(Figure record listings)
>>
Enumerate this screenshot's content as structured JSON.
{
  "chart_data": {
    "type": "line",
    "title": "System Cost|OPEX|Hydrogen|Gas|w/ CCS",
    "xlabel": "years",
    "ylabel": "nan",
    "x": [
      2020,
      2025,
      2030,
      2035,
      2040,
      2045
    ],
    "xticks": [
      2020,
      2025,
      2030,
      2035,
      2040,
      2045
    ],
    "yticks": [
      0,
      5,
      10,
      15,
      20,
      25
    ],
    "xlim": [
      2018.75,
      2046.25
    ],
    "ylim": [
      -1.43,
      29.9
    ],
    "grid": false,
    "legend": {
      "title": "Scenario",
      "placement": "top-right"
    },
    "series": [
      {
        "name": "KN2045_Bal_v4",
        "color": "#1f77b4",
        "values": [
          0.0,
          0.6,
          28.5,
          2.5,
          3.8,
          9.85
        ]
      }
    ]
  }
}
<<
>>
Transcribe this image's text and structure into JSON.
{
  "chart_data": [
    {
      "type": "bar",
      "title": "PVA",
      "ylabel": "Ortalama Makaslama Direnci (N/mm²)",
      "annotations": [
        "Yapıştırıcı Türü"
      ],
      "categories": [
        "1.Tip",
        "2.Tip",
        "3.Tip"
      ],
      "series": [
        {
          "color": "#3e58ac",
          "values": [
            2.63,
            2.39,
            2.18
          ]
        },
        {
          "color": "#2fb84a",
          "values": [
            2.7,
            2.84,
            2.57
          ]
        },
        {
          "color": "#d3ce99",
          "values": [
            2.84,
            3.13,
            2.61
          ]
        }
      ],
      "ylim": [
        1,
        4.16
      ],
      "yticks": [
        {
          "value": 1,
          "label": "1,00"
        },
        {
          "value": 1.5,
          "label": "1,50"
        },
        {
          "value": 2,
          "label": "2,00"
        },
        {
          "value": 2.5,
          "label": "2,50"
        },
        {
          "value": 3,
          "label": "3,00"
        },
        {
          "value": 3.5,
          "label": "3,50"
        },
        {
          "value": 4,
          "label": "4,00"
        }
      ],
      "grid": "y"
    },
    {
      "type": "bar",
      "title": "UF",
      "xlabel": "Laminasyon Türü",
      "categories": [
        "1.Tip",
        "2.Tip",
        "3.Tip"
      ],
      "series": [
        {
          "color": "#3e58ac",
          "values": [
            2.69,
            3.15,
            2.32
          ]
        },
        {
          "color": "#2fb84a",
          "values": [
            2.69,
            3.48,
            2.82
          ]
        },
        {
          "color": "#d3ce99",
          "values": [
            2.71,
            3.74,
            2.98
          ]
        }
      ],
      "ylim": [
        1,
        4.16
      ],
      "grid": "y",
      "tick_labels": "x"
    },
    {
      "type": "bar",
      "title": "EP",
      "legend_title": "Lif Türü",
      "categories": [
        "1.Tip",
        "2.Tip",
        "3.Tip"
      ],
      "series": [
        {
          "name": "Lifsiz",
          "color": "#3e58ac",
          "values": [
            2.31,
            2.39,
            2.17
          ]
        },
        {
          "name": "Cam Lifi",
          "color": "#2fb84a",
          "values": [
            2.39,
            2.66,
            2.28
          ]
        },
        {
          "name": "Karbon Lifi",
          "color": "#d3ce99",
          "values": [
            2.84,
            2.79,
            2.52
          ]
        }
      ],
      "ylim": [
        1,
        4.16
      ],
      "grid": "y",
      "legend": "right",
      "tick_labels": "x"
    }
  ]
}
<<
**Task statement**. In the entries above, find each line with the word "name" and copy it.

**Output of the exercise**.
        "name": "KN2045_Bal_v4",
          "name": "Lifsiz",
          "name": "Cam Lifi",
          "name": "Karbon Lifi",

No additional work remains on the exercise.